#### [Your task]
From the listing below, pull out every line where the string "each" appears.

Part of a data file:

◆ ◆ ◆ ◆ ◆

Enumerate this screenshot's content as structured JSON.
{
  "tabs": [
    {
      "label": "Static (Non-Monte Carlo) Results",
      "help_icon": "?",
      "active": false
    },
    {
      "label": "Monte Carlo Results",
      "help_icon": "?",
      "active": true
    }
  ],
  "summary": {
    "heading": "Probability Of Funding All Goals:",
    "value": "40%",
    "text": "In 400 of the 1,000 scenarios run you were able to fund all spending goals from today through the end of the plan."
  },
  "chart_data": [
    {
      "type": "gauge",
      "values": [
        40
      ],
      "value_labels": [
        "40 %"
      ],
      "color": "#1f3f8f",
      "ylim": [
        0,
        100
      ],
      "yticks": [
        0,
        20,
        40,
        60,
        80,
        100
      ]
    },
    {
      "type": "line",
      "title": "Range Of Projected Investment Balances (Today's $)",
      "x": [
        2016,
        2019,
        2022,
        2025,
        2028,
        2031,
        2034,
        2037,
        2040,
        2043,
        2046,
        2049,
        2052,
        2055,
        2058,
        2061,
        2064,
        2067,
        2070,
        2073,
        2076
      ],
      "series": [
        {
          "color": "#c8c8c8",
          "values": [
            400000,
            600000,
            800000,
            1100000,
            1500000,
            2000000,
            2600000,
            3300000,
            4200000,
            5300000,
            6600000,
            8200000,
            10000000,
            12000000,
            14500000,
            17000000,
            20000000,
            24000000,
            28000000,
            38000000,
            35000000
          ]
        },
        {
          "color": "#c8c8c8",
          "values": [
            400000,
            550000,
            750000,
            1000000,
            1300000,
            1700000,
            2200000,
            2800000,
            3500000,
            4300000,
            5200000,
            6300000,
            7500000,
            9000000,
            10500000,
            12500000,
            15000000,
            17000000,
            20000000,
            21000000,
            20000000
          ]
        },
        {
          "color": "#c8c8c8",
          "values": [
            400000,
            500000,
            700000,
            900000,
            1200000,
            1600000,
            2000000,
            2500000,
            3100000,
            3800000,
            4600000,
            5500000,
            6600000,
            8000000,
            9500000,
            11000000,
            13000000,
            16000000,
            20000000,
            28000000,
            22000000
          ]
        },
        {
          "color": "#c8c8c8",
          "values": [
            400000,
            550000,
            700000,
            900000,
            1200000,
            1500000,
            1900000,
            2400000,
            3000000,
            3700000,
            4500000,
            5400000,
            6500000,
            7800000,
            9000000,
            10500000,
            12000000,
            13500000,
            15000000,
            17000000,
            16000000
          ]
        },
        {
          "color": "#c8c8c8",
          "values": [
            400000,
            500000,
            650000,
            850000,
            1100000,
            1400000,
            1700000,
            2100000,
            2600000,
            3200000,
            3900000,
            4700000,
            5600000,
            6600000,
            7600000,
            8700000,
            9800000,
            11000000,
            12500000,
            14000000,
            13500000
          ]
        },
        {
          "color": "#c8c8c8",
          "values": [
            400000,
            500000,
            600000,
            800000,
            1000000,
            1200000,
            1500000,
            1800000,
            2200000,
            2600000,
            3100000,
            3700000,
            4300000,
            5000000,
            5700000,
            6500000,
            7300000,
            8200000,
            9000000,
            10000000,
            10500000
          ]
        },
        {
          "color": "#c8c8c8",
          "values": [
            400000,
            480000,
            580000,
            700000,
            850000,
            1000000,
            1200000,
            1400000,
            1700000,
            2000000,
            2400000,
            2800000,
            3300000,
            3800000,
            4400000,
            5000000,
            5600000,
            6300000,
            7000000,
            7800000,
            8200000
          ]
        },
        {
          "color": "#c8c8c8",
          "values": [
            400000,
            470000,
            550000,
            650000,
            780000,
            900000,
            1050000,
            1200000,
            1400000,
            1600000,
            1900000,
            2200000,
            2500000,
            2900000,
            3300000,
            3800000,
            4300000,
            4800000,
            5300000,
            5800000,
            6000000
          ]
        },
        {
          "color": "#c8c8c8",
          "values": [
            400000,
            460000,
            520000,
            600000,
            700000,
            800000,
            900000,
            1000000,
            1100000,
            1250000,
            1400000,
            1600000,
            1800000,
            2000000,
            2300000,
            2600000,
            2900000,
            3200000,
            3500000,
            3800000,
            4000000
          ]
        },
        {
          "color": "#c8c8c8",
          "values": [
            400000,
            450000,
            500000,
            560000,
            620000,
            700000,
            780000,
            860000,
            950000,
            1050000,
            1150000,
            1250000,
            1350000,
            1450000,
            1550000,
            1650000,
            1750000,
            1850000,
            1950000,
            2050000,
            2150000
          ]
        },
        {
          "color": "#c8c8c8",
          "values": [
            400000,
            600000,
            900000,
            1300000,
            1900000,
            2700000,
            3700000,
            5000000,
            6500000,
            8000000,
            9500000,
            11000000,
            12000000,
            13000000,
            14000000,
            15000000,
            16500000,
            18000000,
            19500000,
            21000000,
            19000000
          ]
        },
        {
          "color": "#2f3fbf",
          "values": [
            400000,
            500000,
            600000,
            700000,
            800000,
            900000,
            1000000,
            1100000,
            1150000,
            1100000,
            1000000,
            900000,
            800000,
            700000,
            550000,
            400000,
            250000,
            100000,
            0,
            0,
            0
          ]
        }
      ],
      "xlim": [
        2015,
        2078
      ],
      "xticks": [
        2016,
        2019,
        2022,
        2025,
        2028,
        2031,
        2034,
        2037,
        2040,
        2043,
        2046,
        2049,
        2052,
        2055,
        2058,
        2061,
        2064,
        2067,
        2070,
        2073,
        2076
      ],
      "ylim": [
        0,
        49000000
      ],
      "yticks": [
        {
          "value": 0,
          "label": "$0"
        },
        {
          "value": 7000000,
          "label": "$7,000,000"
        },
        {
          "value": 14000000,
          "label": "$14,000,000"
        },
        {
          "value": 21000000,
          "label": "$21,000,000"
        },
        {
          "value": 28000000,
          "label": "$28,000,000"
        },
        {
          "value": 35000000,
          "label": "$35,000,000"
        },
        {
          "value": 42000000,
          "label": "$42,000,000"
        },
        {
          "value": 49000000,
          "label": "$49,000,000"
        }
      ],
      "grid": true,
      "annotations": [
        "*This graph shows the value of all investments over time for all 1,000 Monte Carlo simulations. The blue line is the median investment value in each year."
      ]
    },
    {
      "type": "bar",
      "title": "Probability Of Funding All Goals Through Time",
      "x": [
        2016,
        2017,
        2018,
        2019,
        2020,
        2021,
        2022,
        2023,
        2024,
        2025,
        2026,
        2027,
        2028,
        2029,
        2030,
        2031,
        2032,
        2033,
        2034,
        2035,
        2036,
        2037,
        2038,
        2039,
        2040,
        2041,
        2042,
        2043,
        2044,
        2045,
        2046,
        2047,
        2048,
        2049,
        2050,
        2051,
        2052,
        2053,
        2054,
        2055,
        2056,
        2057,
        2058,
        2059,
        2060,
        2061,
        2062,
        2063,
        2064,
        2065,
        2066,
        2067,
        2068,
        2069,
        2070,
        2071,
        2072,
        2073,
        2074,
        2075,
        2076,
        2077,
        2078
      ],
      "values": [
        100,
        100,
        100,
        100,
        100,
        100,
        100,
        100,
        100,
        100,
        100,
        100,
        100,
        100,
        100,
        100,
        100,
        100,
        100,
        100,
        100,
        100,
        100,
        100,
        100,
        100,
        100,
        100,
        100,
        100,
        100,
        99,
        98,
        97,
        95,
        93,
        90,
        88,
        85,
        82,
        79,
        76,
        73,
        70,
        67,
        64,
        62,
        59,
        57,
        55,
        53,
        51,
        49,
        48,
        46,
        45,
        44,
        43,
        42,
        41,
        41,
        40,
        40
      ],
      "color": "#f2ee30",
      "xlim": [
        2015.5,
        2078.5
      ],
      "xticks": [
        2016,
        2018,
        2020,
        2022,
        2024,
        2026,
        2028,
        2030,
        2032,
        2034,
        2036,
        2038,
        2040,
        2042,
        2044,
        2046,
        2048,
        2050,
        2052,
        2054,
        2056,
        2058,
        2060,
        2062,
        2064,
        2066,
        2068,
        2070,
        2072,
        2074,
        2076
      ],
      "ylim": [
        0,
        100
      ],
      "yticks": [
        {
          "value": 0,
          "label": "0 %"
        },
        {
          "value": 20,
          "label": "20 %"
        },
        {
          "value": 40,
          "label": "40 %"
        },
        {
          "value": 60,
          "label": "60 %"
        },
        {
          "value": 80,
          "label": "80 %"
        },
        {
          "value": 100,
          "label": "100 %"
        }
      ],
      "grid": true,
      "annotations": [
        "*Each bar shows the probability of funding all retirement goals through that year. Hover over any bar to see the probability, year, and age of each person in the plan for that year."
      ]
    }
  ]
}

◆ ◆ ◆ ◆ ◆

#### [Solution to this problem]
        "*This graph shows the value of all investments over time for all 1,000 Monte Carlo simulations. The blue line is the median investment value in each year."
        "*Each bar shows the probability of funding all retirement goals through that year. Hover over any bar to see the probability, year, and age of each person in the plan for that year."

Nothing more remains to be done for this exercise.